#### PROMPT:
Return the listing below exactly, with the pictures dropped.

#### RECORDS TO PROCESS:
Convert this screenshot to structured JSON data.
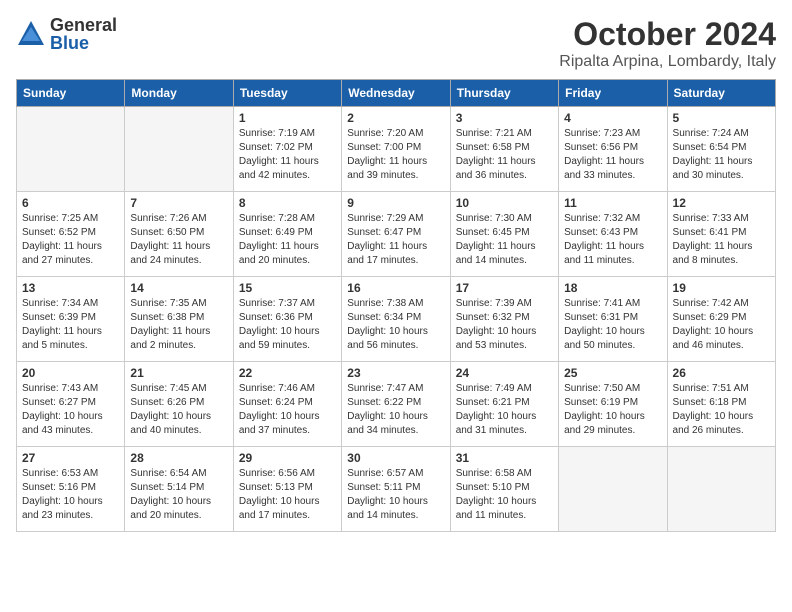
{
  "header": {
    "logo_general": "General",
    "logo_blue": "Blue",
    "month_title": "October 2024",
    "location": "Ripalta Arpina, Lombardy, Italy"
  },
  "days_of_week": [
    "Sunday",
    "Monday",
    "Tuesday",
    "Wednesday",
    "Thursday",
    "Friday",
    "Saturday"
  ],
  "weeks": [
    [
      {
        "day": "",
        "empty": true
      },
      {
        "day": "",
        "empty": true
      },
      {
        "day": "1",
        "sunrise": "Sunrise: 7:19 AM",
        "sunset": "Sunset: 7:02 PM",
        "daylight": "Daylight: 11 hours and 42 minutes."
      },
      {
        "day": "2",
        "sunrise": "Sunrise: 7:20 AM",
        "sunset": "Sunset: 7:00 PM",
        "daylight": "Daylight: 11 hours and 39 minutes."
      },
      {
        "day": "3",
        "sunrise": "Sunrise: 7:21 AM",
        "sunset": "Sunset: 6:58 PM",
        "daylight": "Daylight: 11 hours and 36 minutes."
      },
      {
        "day": "4",
        "sunrise": "Sunrise: 7:23 AM",
        "sunset": "Sunset: 6:56 PM",
        "daylight": "Daylight: 11 hours and 33 minutes."
      },
      {
        "day": "5",
        "sunrise": "Sunrise: 7:24 AM",
        "sunset": "Sunset: 6:54 PM",
        "daylight": "Daylight: 11 hours and 30 minutes."
      }
    ],
    [
      {
        "day": "6",
        "sunrise": "Sunrise: 7:25 AM",
        "sunset": "Sunset: 6:52 PM",
        "daylight": "Daylight: 11 hours and 27 minutes."
      },
      {
        "day": "7",
        "sunrise": "Sunrise: 7:26 AM",
        "sunset": "Sunset: 6:50 PM",
        "daylight": "Daylight: 11 hours and 24 minutes."
      },
      {
        "day": "8",
        "sunrise": "Sunrise: 7:28 AM",
        "sunset": "Sunset: 6:49 PM",
        "daylight": "Daylight: 11 hours and 20 minutes."
      },
      {
        "day": "9",
        "sunrise": "Sunrise: 7:29 AM",
        "sunset": "Sunset: 6:47 PM",
        "daylight": "Daylight: 11 hours and 17 minutes."
      },
      {
        "day": "10",
        "sunrise": "Sunrise: 7:30 AM",
        "sunset": "Sunset: 6:45 PM",
        "daylight": "Daylight: 11 hours and 14 minutes."
      },
      {
        "day": "11",
        "sunrise": "Sunrise: 7:32 AM",
        "sunset": "Sunset: 6:43 PM",
        "daylight": "Daylight: 11 hours and 11 minutes."
      },
      {
        "day": "12",
        "sunrise": "Sunrise: 7:33 AM",
        "sunset": "Sunset: 6:41 PM",
        "daylight": "Daylight: 11 hours and 8 minutes."
      }
    ],
    [
      {
        "day": "13",
        "sunrise": "Sunrise: 7:34 AM",
        "sunset": "Sunset: 6:39 PM",
        "daylight": "Daylight: 11 hours and 5 minutes."
      },
      {
        "day": "14",
        "sunrise": "Sunrise: 7:35 AM",
        "sunset": "Sunset: 6:38 PM",
        "daylight": "Daylight: 11 hours and 2 minutes."
      },
      {
        "day": "15",
        "sunrise": "Sunrise: 7:37 AM",
        "sunset": "Sunset: 6:36 PM",
        "daylight": "Daylight: 10 hours and 59 minutes."
      },
      {
        "day": "16",
        "sunrise": "Sunrise: 7:38 AM",
        "sunset": "Sunset: 6:34 PM",
        "daylight": "Daylight: 10 hours and 56 minutes."
      },
      {
        "day": "17",
        "sunrise": "Sunrise: 7:39 AM",
        "sunset": "Sunset: 6:32 PM",
        "daylight": "Daylight: 10 hours and 53 minutes."
      },
      {
        "day": "18",
        "sunrise": "Sunrise: 7:41 AM",
        "sunset": "Sunset: 6:31 PM",
        "daylight": "Daylight: 10 hours and 50 minutes."
      },
      {
        "day": "19",
        "sunrise": "Sunrise: 7:42 AM",
        "sunset": "Sunset: 6:29 PM",
        "daylight": "Daylight: 10 hours and 46 minutes."
      }
    ],
    [
      {
        "day": "20",
        "sunrise": "Sunrise: 7:43 AM",
        "sunset": "Sunset: 6:27 PM",
        "daylight": "Daylight: 10 hours and 43 minutes."
      },
      {
        "day": "21",
        "sunrise": "Sunrise: 7:45 AM",
        "sunset": "Sunset: 6:26 PM",
        "daylight": "Daylight: 10 hours and 40 minutes."
      },
      {
        "day": "22",
        "sunrise": "Sunrise: 7:46 AM",
        "sunset": "Sunset: 6:24 PM",
        "daylight": "Daylight: 10 hours and 37 minutes."
      },
      {
        "day": "23",
        "sunrise": "Sunrise: 7:47 AM",
        "sunset": "Sunset: 6:22 PM",
        "daylight": "Daylight: 10 hours and 34 minutes."
      },
      {
        "day": "24",
        "sunrise": "Sunrise: 7:49 AM",
        "sunset": "Sunset: 6:21 PM",
        "daylight": "Daylight: 10 hours and 31 minutes."
      },
      {
        "day": "25",
        "sunrise": "Sunrise: 7:50 AM",
        "sunset": "Sunset: 6:19 PM",
        "daylight": "Daylight: 10 hours and 29 minutes."
      },
      {
        "day": "26",
        "sunrise": "Sunrise: 7:51 AM",
        "sunset": "Sunset: 6:18 PM",
        "daylight": "Daylight: 10 hours and 26 minutes."
      }
    ],
    [
      {
        "day": "27",
        "sunrise": "Sunrise: 6:53 AM",
        "sunset": "Sunset: 5:16 PM",
        "daylight": "Daylight: 10 hours and 23 minutes."
      },
      {
        "day": "28",
        "sunrise": "Sunrise: 6:54 AM",
        "sunset": "Sunset: 5:14 PM",
        "daylight": "Daylight: 10 hours and 20 minutes."
      },
      {
        "day": "29",
        "sunrise": "Sunrise: 6:56 AM",
        "sunset": "Sunset: 5:13 PM",
        "daylight": "Daylight: 10 hours and 17 minutes."
      },
      {
        "day": "30",
        "sunrise": "Sunrise: 6:57 AM",
        "sunset": "Sunset: 5:11 PM",
        "daylight": "Daylight: 10 hours and 14 minutes."
      },
      {
        "day": "31",
        "sunrise": "Sunrise: 6:58 AM",
        "sunset": "Sunset: 5:10 PM",
        "daylight": "Daylight: 10 hours and 11 minutes."
      },
      {
        "day": "",
        "empty": true
      },
      {
        "day": "",
        "empty": true
      }
    ]
  ]
}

#### SOLUTION:
Convert this screenshot to structured JSON data.
{
  "header": {
    "logo_general": "General",
    "logo_blue": "Blue",
    "month_title": "October 2024",
    "location": "Ripalta Arpina, Lombardy, Italy"
  },
  "days_of_week": [
    "Sunday",
    "Monday",
    "Tuesday",
    "Wednesday",
    "Thursday",
    "Friday",
    "Saturday"
  ],
  "weeks": [
    [
      {
        "day": "",
        "empty": true
      },
      {
        "day": "",
        "empty": true
      },
      {
        "day": "1",
        "sunrise": "Sunrise: 7:19 AM",
        "sunset": "Sunset: 7:02 PM",
        "daylight": "Daylight: 11 hours and 42 minutes."
      },
      {
        "day": "2",
        "sunrise": "Sunrise: 7:20 AM",
        "sunset": "Sunset: 7:00 PM",
        "daylight": "Daylight: 11 hours and 39 minutes."
      },
      {
        "day": "3",
        "sunrise": "Sunrise: 7:21 AM",
        "sunset": "Sunset: 6:58 PM",
        "daylight": "Daylight: 11 hours and 36 minutes."
      },
      {
        "day": "4",
        "sunrise": "Sunrise: 7:23 AM",
        "sunset": "Sunset: 6:56 PM",
        "daylight": "Daylight: 11 hours and 33 minutes."
      },
      {
        "day": "5",
        "sunrise": "Sunrise: 7:24 AM",
        "sunset": "Sunset: 6:54 PM",
        "daylight": "Daylight: 11 hours and 30 minutes."
      }
    ],
    [
      {
        "day": "6",
        "sunrise": "Sunrise: 7:25 AM",
        "sunset": "Sunset: 6:52 PM",
        "daylight": "Daylight: 11 hours and 27 minutes."
      },
      {
        "day": "7",
        "sunrise": "Sunrise: 7:26 AM",
        "sunset": "Sunset: 6:50 PM",
        "daylight": "Daylight: 11 hours and 24 minutes."
      },
      {
        "day": "8",
        "sunrise": "Sunrise: 7:28 AM",
        "sunset": "Sunset: 6:49 PM",
        "daylight": "Daylight: 11 hours and 20 minutes."
      },
      {
        "day": "9",
        "sunrise": "Sunrise: 7:29 AM",
        "sunset": "Sunset: 6:47 PM",
        "daylight": "Daylight: 11 hours and 17 minutes."
      },
      {
        "day": "10",
        "sunrise": "Sunrise: 7:30 AM",
        "sunset": "Sunset: 6:45 PM",
        "daylight": "Daylight: 11 hours and 14 minutes."
      },
      {
        "day": "11",
        "sunrise": "Sunrise: 7:32 AM",
        "sunset": "Sunset: 6:43 PM",
        "daylight": "Daylight: 11 hours and 11 minutes."
      },
      {
        "day": "12",
        "sunrise": "Sunrise: 7:33 AM",
        "sunset": "Sunset: 6:41 PM",
        "daylight": "Daylight: 11 hours and 8 minutes."
      }
    ],
    [
      {
        "day": "13",
        "sunrise": "Sunrise: 7:34 AM",
        "sunset": "Sunset: 6:39 PM",
        "daylight": "Daylight: 11 hours and 5 minutes."
      },
      {
        "day": "14",
        "sunrise": "Sunrise: 7:35 AM",
        "sunset": "Sunset: 6:38 PM",
        "daylight": "Daylight: 11 hours and 2 minutes."
      },
      {
        "day": "15",
        "sunrise": "Sunrise: 7:37 AM",
        "sunset": "Sunset: 6:36 PM",
        "daylight": "Daylight: 10 hours and 59 minutes."
      },
      {
        "day": "16",
        "sunrise": "Sunrise: 7:38 AM",
        "sunset": "Sunset: 6:34 PM",
        "daylight": "Daylight: 10 hours and 56 minutes."
      },
      {
        "day": "17",
        "sunrise": "Sunrise: 7:39 AM",
        "sunset": "Sunset: 6:32 PM",
        "daylight": "Daylight: 10 hours and 53 minutes."
      },
      {
        "day": "18",
        "sunrise": "Sunrise: 7:41 AM",
        "sunset": "Sunset: 6:31 PM",
        "daylight": "Daylight: 10 hours and 50 minutes."
      },
      {
        "day": "19",
        "sunrise": "Sunrise: 7:42 AM",
        "sunset": "Sunset: 6:29 PM",
        "daylight": "Daylight: 10 hours and 46 minutes."
      }
    ],
    [
      {
        "day": "20",
        "sunrise": "Sunrise: 7:43 AM",
        "sunset": "Sunset: 6:27 PM",
        "daylight": "Daylight: 10 hours and 43 minutes."
      },
      {
        "day": "21",
        "sunrise": "Sunrise: 7:45 AM",
        "sunset": "Sunset: 6:26 PM",
        "daylight": "Daylight: 10 hours and 40 minutes."
      },
      {
        "day": "22",
        "sunrise": "Sunrise: 7:46 AM",
        "sunset": "Sunset: 6:24 PM",
        "daylight": "Daylight: 10 hours and 37 minutes."
      },
      {
        "day": "23",
        "sunrise": "Sunrise: 7:47 AM",
        "sunset": "Sunset: 6:22 PM",
        "daylight": "Daylight: 10 hours and 34 minutes."
      },
      {
        "day": "24",
        "sunrise": "Sunrise: 7:49 AM",
        "sunset": "Sunset: 6:21 PM",
        "daylight": "Daylight: 10 hours and 31 minutes."
      },
      {
        "day": "25",
        "sunrise": "Sunrise: 7:50 AM",
        "sunset": "Sunset: 6:19 PM",
        "daylight": "Daylight: 10 hours and 29 minutes."
      },
      {
        "day": "26",
        "sunrise": "Sunrise: 7:51 AM",
        "sunset": "Sunset: 6:18 PM",
        "daylight": "Daylight: 10 hours and 26 minutes."
      }
    ],
    [
      {
        "day": "27",
        "sunrise": "Sunrise: 6:53 AM",
        "sunset": "Sunset: 5:16 PM",
        "daylight": "Daylight: 10 hours and 23 minutes."
      },
      {
        "day": "28",
        "sunrise": "Sunrise: 6:54 AM",
        "sunset": "Sunset: 5:14 PM",
        "daylight": "Daylight: 10 hours and 20 minutes."
      },
      {
        "day": "29",
        "sunrise": "Sunrise: 6:56 AM",
        "sunset": "Sunset: 5:13 PM",
        "daylight": "Daylight: 10 hours and 17 minutes."
      },
      {
        "day": "30",
        "sunrise": "Sunrise: 6:57 AM",
        "sunset": "Sunset: 5:11 PM",
        "daylight": "Daylight: 10 hours and 14 minutes."
      },
      {
        "day": "31",
        "sunrise": "Sunrise: 6:58 AM",
        "sunset": "Sunset: 5:10 PM",
        "daylight": "Daylight: 10 hours and 11 minutes."
      },
      {
        "day": "",
        "empty": true
      },
      {
        "day": "",
        "empty": true
      }
    ]
  ]
}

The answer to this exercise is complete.